> _What to work on_: Return every item below verbatim, line for line, and leave the pictures out of your answer.

> _Provided information_:

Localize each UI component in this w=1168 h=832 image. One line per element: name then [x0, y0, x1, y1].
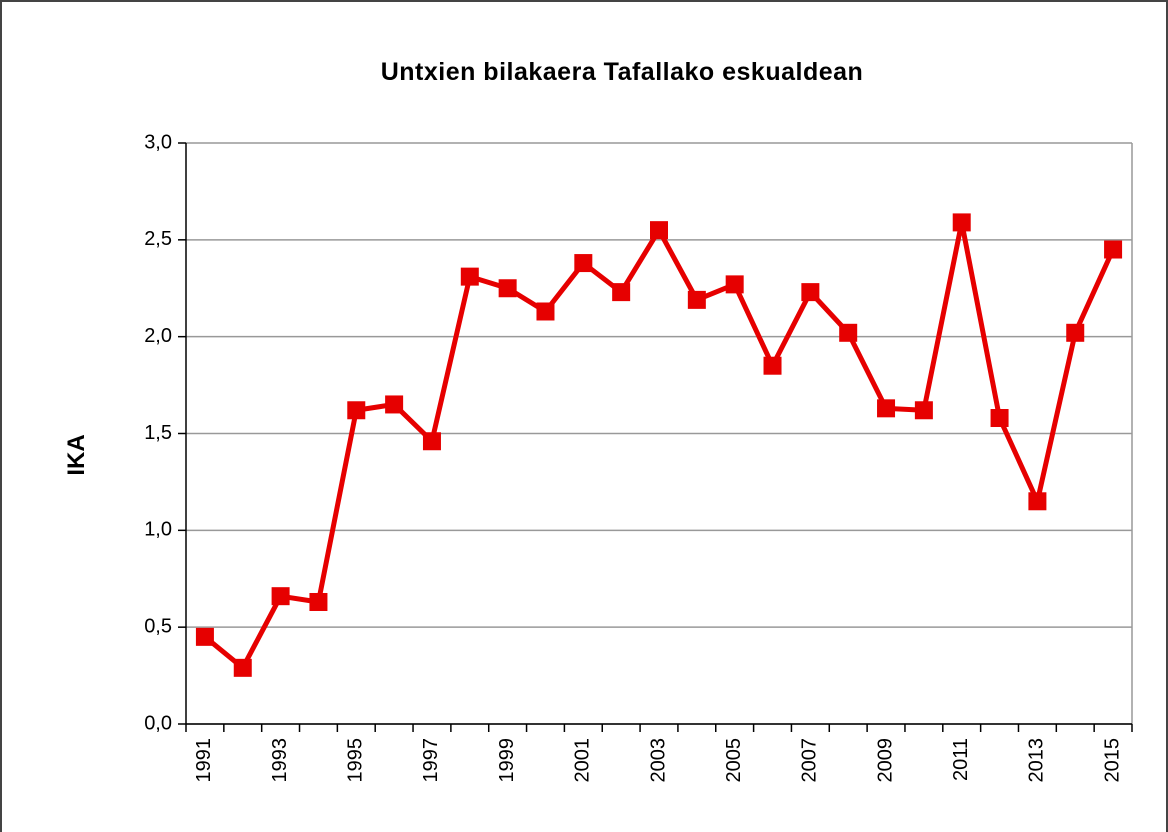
- x-tick-label: 1999: [496, 738, 518, 783]
- y-tick-label: 1,0: [144, 519, 172, 541]
- y-tick-label: 3,0: [144, 131, 172, 153]
- marker: [309, 592, 328, 611]
- marker: [1104, 240, 1123, 259]
- marker: [1028, 492, 1047, 511]
- y-tick-label: 0,0: [144, 712, 172, 734]
- marker: [725, 275, 744, 294]
- x-tick-label: 2007: [799, 738, 821, 783]
- y-tick-label: 0,5: [144, 615, 172, 637]
- x-tick-label: 1993: [269, 738, 291, 783]
- x-tick-label: 2011: [950, 738, 972, 781]
- marker: [271, 587, 290, 606]
- x-tick-label: 1995: [345, 738, 367, 783]
- y-tick-label: 2,0: [144, 325, 172, 347]
- marker: [233, 658, 252, 677]
- marker: [574, 254, 593, 273]
- x-tick-label: 2009: [874, 738, 896, 783]
- y-tick-label: 1,5: [144, 422, 172, 444]
- marker: [612, 283, 631, 302]
- marker: [347, 401, 366, 420]
- marker: [650, 221, 668, 240]
- marker: [460, 267, 479, 286]
- marker: [385, 395, 404, 414]
- x-tick-label: 2001: [572, 738, 594, 783]
- y-axis-label: IKA: [63, 434, 90, 475]
- marker: [763, 356, 782, 375]
- x-tick-label: 2003: [647, 738, 669, 783]
- x-tick-label: 1991: [193, 738, 215, 783]
- marker: [195, 627, 214, 646]
- x-tick-label: 2013: [1026, 738, 1048, 783]
- x-tick-label: 1997: [420, 738, 442, 783]
- marker: [990, 409, 1009, 428]
- marker: [498, 279, 517, 298]
- marker: [839, 323, 858, 342]
- marker: [422, 432, 441, 451]
- x-tick-label: 2005: [723, 738, 745, 783]
- marker: [801, 283, 820, 302]
- marker: [536, 302, 555, 321]
- y-tick-label: 2,5: [144, 228, 172, 250]
- x-tick-label: 2015: [1101, 738, 1123, 783]
- marker: [1066, 323, 1085, 342]
- marker: [914, 401, 933, 420]
- marker: [952, 213, 971, 232]
- marker: [687, 290, 706, 309]
- chart-title: Untxien bilakaera Tafallako eskualdean: [381, 58, 864, 86]
- marker: [877, 399, 896, 418]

> _Result of the task_:
Localize each UI component in this w=1168 h=832 image. One line per element: name then [x0, y0, x1, y1].
- x-tick-label: 1999: [496, 738, 518, 783]
- y-tick-label: 1,0: [144, 519, 172, 541]
- y-tick-label: 3,0: [144, 131, 172, 153]
- marker: [309, 592, 328, 611]
- marker: [1104, 240, 1123, 259]
- marker: [1028, 492, 1047, 511]
- y-tick-label: 0,0: [144, 712, 172, 734]
- marker: [725, 275, 744, 294]
- x-tick-label: 2007: [799, 738, 821, 783]
- y-tick-label: 0,5: [144, 615, 172, 637]
- x-tick-label: 1993: [269, 738, 291, 783]
- x-tick-label: 2011: [950, 738, 972, 781]
- marker: [271, 587, 290, 606]
- x-tick-label: 1995: [345, 738, 367, 783]
- y-tick-label: 2,0: [144, 325, 172, 347]
- marker: [233, 658, 252, 677]
- marker: [574, 254, 593, 273]
- x-tick-label: 2009: [874, 738, 896, 783]
- y-tick-label: 1,5: [144, 422, 172, 444]
- marker: [612, 283, 631, 302]
- marker: [347, 401, 366, 420]
- marker: [650, 221, 668, 240]
- marker: [460, 267, 479, 286]
- marker: [385, 395, 404, 414]
- x-tick-label: 2001: [572, 738, 594, 783]
- y-axis-label: IKA: [63, 434, 90, 475]
- marker: [763, 356, 782, 375]
- x-tick-label: 2003: [647, 738, 669, 783]
- x-tick-label: 1991: [193, 738, 215, 783]
- marker: [195, 627, 214, 646]
- x-tick-label: 2013: [1026, 738, 1048, 783]
- x-tick-label: 1997: [420, 738, 442, 783]
- marker: [990, 409, 1009, 428]
- marker: [498, 279, 517, 298]
- marker: [839, 323, 858, 342]
- marker: [422, 432, 441, 451]
- x-tick-label: 2005: [723, 738, 745, 783]
- marker: [801, 283, 820, 302]
- marker: [536, 302, 555, 321]
- y-tick-label: 2,5: [144, 228, 172, 250]
- x-tick-label: 2015: [1101, 738, 1123, 783]
- marker: [1066, 323, 1085, 342]
- marker: [914, 401, 933, 420]
- marker: [952, 213, 971, 232]
- marker: [687, 290, 706, 309]
- chart-title: Untxien bilakaera Tafallako eskualdean: [381, 58, 864, 86]
- marker: [877, 399, 896, 418]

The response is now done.